*HOW TO COMPLETE THIS TASK:*
For the records below, give the number of lines that include the string "ymax". Nothing else belongs in the answer.
**** PROVIDED ENTRIES ****
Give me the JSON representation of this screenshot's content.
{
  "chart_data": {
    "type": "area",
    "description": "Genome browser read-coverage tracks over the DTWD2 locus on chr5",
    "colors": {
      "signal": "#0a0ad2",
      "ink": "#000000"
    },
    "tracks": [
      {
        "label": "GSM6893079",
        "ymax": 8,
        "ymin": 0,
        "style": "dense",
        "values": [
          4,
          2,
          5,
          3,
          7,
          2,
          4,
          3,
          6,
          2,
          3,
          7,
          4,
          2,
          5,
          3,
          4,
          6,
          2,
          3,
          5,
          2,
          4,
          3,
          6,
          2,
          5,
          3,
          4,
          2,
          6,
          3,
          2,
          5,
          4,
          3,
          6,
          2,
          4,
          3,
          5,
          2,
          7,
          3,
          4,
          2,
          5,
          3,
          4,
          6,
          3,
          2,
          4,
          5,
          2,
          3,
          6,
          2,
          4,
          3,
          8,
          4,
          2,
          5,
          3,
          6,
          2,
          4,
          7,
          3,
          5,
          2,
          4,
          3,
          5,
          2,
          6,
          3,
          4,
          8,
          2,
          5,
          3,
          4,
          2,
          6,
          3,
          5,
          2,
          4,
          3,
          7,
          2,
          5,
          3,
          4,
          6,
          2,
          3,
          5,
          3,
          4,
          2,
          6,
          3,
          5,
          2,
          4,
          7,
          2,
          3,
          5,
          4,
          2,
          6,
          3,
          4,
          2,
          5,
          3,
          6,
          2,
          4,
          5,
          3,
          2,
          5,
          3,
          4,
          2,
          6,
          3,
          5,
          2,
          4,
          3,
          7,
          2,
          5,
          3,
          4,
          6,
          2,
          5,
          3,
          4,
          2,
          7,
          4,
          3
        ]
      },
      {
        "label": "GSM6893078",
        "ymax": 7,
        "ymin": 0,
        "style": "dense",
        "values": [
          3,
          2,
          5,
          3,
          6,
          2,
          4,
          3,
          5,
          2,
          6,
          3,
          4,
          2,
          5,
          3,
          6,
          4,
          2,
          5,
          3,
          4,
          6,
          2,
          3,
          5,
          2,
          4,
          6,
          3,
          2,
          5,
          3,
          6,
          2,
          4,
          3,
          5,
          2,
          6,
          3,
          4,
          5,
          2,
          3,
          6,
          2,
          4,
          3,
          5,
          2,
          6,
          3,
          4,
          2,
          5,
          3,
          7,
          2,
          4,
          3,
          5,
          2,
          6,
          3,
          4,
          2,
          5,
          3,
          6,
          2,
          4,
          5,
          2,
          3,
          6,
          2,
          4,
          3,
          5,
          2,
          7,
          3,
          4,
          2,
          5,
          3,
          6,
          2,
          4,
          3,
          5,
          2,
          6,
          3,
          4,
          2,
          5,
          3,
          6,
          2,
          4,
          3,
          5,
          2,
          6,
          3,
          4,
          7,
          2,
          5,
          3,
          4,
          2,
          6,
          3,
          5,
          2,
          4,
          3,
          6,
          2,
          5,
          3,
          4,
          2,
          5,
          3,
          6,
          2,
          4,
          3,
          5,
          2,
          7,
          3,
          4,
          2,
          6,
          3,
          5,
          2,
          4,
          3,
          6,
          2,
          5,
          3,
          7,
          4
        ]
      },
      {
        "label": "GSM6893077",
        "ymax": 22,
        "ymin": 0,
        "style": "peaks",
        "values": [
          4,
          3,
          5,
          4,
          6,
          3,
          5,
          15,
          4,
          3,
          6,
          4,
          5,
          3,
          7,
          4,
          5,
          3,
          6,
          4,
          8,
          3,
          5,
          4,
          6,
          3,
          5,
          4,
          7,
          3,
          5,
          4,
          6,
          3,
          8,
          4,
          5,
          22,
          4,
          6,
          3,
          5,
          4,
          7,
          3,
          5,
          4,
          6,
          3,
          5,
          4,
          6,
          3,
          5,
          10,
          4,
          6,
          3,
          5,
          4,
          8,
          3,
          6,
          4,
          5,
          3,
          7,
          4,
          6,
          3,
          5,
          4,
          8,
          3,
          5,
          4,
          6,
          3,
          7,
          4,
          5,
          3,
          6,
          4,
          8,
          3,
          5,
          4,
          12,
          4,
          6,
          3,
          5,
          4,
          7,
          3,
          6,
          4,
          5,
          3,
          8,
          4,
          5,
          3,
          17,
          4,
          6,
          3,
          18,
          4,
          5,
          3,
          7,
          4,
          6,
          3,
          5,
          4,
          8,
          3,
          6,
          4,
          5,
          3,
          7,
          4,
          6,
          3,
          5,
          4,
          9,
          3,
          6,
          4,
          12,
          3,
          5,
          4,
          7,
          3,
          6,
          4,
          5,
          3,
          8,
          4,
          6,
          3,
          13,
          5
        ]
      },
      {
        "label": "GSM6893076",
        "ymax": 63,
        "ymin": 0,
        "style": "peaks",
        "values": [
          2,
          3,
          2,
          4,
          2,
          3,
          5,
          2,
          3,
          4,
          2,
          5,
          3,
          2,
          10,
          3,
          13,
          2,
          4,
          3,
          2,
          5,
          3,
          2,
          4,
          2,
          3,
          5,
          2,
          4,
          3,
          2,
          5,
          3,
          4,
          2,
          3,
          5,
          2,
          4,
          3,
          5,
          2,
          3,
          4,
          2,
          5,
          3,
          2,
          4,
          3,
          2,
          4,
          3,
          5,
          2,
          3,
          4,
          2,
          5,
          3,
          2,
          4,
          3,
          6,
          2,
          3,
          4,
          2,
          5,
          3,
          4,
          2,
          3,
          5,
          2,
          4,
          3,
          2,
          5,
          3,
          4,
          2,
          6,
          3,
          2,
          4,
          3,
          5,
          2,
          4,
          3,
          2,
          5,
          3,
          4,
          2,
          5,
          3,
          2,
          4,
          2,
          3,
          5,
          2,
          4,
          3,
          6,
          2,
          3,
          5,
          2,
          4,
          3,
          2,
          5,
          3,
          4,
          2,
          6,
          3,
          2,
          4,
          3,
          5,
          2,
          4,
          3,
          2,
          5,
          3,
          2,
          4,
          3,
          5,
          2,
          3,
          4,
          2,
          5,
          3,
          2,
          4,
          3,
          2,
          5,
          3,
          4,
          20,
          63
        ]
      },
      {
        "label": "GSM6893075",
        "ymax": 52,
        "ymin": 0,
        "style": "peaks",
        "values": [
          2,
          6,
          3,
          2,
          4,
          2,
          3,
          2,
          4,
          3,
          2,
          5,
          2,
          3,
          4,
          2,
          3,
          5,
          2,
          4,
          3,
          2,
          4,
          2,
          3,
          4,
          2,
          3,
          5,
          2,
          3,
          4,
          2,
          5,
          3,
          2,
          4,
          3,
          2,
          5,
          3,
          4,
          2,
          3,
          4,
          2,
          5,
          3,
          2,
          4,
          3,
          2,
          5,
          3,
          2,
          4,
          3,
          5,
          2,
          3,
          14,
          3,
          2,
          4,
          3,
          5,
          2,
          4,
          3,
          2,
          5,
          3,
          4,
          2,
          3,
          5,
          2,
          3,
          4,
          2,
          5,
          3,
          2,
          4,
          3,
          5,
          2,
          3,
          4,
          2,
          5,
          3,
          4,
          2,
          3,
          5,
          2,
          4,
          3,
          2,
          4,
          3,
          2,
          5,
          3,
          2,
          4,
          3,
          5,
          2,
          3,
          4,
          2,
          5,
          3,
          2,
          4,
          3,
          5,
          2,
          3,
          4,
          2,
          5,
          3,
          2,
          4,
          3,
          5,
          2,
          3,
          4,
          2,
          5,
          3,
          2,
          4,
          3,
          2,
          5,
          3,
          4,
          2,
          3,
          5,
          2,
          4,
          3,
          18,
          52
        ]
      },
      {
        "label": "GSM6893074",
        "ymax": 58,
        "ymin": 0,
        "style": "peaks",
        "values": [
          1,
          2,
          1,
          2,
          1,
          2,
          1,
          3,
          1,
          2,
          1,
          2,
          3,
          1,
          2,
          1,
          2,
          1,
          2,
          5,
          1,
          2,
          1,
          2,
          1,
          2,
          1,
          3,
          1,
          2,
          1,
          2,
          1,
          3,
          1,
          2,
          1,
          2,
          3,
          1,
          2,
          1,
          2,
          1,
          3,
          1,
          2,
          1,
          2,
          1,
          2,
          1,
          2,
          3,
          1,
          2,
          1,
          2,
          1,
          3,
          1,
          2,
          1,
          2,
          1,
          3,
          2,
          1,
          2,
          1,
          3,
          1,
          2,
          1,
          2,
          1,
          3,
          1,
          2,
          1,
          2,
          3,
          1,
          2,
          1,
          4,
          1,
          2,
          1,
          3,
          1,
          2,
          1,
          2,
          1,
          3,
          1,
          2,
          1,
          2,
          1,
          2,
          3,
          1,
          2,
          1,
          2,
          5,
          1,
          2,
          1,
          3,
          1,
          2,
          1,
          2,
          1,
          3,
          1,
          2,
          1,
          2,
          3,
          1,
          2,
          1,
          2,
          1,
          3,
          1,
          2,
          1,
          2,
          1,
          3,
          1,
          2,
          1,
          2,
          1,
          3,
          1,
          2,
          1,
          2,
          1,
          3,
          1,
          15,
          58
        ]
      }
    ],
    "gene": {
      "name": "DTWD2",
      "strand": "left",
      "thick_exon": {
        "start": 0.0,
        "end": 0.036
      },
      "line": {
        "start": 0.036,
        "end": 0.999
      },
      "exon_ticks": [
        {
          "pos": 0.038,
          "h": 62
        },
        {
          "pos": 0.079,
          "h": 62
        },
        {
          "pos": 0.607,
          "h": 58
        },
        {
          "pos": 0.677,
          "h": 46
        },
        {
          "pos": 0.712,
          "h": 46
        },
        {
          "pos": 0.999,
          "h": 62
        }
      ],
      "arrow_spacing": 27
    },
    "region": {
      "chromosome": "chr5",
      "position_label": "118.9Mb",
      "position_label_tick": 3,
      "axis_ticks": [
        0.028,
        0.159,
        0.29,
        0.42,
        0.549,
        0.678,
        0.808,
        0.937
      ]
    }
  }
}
****
*EXERCISE ANSWER:*
6